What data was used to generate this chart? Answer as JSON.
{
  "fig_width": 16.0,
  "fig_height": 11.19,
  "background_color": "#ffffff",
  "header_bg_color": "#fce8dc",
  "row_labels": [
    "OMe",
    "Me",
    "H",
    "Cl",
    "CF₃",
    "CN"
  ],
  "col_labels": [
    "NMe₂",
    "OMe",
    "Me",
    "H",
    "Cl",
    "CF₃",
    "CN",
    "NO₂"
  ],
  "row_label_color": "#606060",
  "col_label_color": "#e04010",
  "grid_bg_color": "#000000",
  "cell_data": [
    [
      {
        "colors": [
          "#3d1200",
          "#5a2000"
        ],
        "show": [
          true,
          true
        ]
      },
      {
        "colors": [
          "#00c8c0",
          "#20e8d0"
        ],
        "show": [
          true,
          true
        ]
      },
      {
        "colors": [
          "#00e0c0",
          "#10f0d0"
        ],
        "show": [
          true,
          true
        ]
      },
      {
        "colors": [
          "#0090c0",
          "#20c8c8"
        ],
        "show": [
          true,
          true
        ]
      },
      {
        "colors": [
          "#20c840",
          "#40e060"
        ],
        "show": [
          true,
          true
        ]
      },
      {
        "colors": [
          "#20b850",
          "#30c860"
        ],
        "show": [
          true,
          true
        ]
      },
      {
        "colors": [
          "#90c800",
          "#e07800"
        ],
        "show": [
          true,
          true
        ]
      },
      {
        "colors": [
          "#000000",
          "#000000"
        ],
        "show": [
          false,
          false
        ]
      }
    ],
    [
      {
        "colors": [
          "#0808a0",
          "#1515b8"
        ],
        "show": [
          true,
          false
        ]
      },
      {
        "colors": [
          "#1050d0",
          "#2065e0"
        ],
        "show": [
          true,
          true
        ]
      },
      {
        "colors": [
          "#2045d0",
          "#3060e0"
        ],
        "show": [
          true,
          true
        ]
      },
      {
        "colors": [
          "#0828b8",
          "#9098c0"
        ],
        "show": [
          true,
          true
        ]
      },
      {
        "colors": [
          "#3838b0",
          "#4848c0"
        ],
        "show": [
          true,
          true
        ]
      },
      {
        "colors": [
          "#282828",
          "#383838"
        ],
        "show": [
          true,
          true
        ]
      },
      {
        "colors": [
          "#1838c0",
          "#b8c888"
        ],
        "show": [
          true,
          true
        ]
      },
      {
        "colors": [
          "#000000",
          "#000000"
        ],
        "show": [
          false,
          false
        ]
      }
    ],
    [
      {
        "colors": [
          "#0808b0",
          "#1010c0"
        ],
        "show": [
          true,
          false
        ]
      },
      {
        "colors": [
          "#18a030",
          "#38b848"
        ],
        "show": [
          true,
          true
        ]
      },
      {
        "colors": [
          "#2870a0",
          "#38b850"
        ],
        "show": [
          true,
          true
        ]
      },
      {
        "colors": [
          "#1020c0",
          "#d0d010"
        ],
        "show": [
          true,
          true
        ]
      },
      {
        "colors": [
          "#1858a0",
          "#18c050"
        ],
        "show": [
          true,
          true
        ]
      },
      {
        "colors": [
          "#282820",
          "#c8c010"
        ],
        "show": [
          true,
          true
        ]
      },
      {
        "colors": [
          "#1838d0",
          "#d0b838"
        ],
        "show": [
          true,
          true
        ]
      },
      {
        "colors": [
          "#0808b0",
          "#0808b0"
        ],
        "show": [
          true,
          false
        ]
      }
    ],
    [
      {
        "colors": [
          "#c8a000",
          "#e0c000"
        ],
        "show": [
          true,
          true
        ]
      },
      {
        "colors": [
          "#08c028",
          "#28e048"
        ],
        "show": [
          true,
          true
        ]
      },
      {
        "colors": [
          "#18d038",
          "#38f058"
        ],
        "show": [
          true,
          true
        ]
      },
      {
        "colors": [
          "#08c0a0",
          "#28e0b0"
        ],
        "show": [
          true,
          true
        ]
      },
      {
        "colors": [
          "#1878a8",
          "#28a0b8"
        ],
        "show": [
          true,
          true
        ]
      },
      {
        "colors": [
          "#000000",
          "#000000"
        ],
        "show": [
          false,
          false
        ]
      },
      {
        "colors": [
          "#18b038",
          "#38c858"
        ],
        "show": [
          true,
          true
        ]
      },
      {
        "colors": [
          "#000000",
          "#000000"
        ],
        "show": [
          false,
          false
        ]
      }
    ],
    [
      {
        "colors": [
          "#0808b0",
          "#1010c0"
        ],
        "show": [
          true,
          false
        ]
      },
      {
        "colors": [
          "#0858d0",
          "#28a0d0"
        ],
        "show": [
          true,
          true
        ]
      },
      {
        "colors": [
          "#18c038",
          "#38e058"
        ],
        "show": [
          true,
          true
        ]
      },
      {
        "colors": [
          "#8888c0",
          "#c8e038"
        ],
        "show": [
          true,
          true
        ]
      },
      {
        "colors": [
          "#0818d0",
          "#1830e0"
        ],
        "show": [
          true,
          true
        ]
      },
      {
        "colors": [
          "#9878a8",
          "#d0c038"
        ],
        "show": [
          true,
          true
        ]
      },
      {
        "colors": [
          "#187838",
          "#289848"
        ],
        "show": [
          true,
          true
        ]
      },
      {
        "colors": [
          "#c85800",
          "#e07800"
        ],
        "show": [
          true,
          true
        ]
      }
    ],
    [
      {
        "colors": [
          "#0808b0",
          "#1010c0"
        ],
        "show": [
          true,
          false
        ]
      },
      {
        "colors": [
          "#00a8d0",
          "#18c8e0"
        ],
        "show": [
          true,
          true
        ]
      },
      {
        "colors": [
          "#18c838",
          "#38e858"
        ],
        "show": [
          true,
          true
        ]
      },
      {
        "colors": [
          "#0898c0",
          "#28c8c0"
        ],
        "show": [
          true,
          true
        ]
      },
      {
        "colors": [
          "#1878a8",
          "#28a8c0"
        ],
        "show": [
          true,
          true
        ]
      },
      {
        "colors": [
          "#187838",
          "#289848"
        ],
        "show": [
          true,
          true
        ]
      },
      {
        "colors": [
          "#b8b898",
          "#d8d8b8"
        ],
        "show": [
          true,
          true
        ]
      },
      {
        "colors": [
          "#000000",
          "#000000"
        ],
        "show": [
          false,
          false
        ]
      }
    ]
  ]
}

**What to do:** Output the entries verbatim.

**Response below:**
What data was used to generate this chart? Answer as JSON.
{
  "fig_width": 16.0,
  "fig_height": 11.19,
  "background_color": "#ffffff",
  "header_bg_color": "#fce8dc",
  "row_labels": [
    "OMe",
    "Me",
    "H",
    "Cl",
    "CF₃",
    "CN"
  ],
  "col_labels": [
    "NMe₂",
    "OMe",
    "Me",
    "H",
    "Cl",
    "CF₃",
    "CN",
    "NO₂"
  ],
  "row_label_color": "#606060",
  "col_label_color": "#e04010",
  "grid_bg_color": "#000000",
  "cell_data": [
    [
      {
        "colors": [
          "#3d1200",
          "#5a2000"
        ],
        "show": [
          true,
          true
        ]
      },
      {
        "colors": [
          "#00c8c0",
          "#20e8d0"
        ],
        "show": [
          true,
          true
        ]
      },
      {
        "colors": [
          "#00e0c0",
          "#10f0d0"
        ],
        "show": [
          true,
          true
        ]
      },
      {
        "colors": [
          "#0090c0",
          "#20c8c8"
        ],
        "show": [
          true,
          true
        ]
      },
      {
        "colors": [
          "#20c840",
          "#40e060"
        ],
        "show": [
          true,
          true
        ]
      },
      {
        "colors": [
          "#20b850",
          "#30c860"
        ],
        "show": [
          true,
          true
        ]
      },
      {
        "colors": [
          "#90c800",
          "#e07800"
        ],
        "show": [
          true,
          true
        ]
      },
      {
        "colors": [
          "#000000",
          "#000000"
        ],
        "show": [
          false,
          false
        ]
      }
    ],
    [
      {
        "colors": [
          "#0808a0",
          "#1515b8"
        ],
        "show": [
          true,
          false
        ]
      },
      {
        "colors": [
          "#1050d0",
          "#2065e0"
        ],
        "show": [
          true,
          true
        ]
      },
      {
        "colors": [
          "#2045d0",
          "#3060e0"
        ],
        "show": [
          true,
          true
        ]
      },
      {
        "colors": [
          "#0828b8",
          "#9098c0"
        ],
        "show": [
          true,
          true
        ]
      },
      {
        "colors": [
          "#3838b0",
          "#4848c0"
        ],
        "show": [
          true,
          true
        ]
      },
      {
        "colors": [
          "#282828",
          "#383838"
        ],
        "show": [
          true,
          true
        ]
      },
      {
        "colors": [
          "#1838c0",
          "#b8c888"
        ],
        "show": [
          true,
          true
        ]
      },
      {
        "colors": [
          "#000000",
          "#000000"
        ],
        "show": [
          false,
          false
        ]
      }
    ],
    [
      {
        "colors": [
          "#0808b0",
          "#1010c0"
        ],
        "show": [
          true,
          false
        ]
      },
      {
        "colors": [
          "#18a030",
          "#38b848"
        ],
        "show": [
          true,
          true
        ]
      },
      {
        "colors": [
          "#2870a0",
          "#38b850"
        ],
        "show": [
          true,
          true
        ]
      },
      {
        "colors": [
          "#1020c0",
          "#d0d010"
        ],
        "show": [
          true,
          true
        ]
      },
      {
        "colors": [
          "#1858a0",
          "#18c050"
        ],
        "show": [
          true,
          true
        ]
      },
      {
        "colors": [
          "#282820",
          "#c8c010"
        ],
        "show": [
          true,
          true
        ]
      },
      {
        "colors": [
          "#1838d0",
          "#d0b838"
        ],
        "show": [
          true,
          true
        ]
      },
      {
        "colors": [
          "#0808b0",
          "#0808b0"
        ],
        "show": [
          true,
          false
        ]
      }
    ],
    [
      {
        "colors": [
          "#c8a000",
          "#e0c000"
        ],
        "show": [
          true,
          true
        ]
      },
      {
        "colors": [
          "#08c028",
          "#28e048"
        ],
        "show": [
          true,
          true
        ]
      },
      {
        "colors": [
          "#18d038",
          "#38f058"
        ],
        "show": [
          true,
          true
        ]
      },
      {
        "colors": [
          "#08c0a0",
          "#28e0b0"
        ],
        "show": [
          true,
          true
        ]
      },
      {
        "colors": [
          "#1878a8",
          "#28a0b8"
        ],
        "show": [
          true,
          true
        ]
      },
      {
        "colors": [
          "#000000",
          "#000000"
        ],
        "show": [
          false,
          false
        ]
      },
      {
        "colors": [
          "#18b038",
          "#38c858"
        ],
        "show": [
          true,
          true
        ]
      },
      {
        "colors": [
          "#000000",
          "#000000"
        ],
        "show": [
          false,
          false
        ]
      }
    ],
    [
      {
        "colors": [
          "#0808b0",
          "#1010c0"
        ],
        "show": [
          true,
          false
        ]
      },
      {
        "colors": [
          "#0858d0",
          "#28a0d0"
        ],
        "show": [
          true,
          true
        ]
      },
      {
        "colors": [
          "#18c038",
          "#38e058"
        ],
        "show": [
          true,
          true
        ]
      },
      {
        "colors": [
          "#8888c0",
          "#c8e038"
        ],
        "show": [
          true,
          true
        ]
      },
      {
        "colors": [
          "#0818d0",
          "#1830e0"
        ],
        "show": [
          true,
          true
        ]
      },
      {
        "colors": [
          "#9878a8",
          "#d0c038"
        ],
        "show": [
          true,
          true
        ]
      },
      {
        "colors": [
          "#187838",
          "#289848"
        ],
        "show": [
          true,
          true
        ]
      },
      {
        "colors": [
          "#c85800",
          "#e07800"
        ],
        "show": [
          true,
          true
        ]
      }
    ],
    [
      {
        "colors": [
          "#0808b0",
          "#1010c0"
        ],
        "show": [
          true,
          false
        ]
      },
      {
        "colors": [
          "#00a8d0",
          "#18c8e0"
        ],
        "show": [
          true,
          true
        ]
      },
      {
        "colors": [
          "#18c838",
          "#38e858"
        ],
        "show": [
          true,
          true
        ]
      },
      {
        "colors": [
          "#0898c0",
          "#28c8c0"
        ],
        "show": [
          true,
          true
        ]
      },
      {
        "colors": [
          "#1878a8",
          "#28a8c0"
        ],
        "show": [
          true,
          true
        ]
      },
      {
        "colors": [
          "#187838",
          "#289848"
        ],
        "show": [
          true,
          true
        ]
      },
      {
        "colors": [
          "#b8b898",
          "#d8d8b8"
        ],
        "show": [
          true,
          true
        ]
      },
      {
        "colors": [
          "#000000",
          "#000000"
        ],
        "show": [
          false,
          false
        ]
      }
    ]
  ]
}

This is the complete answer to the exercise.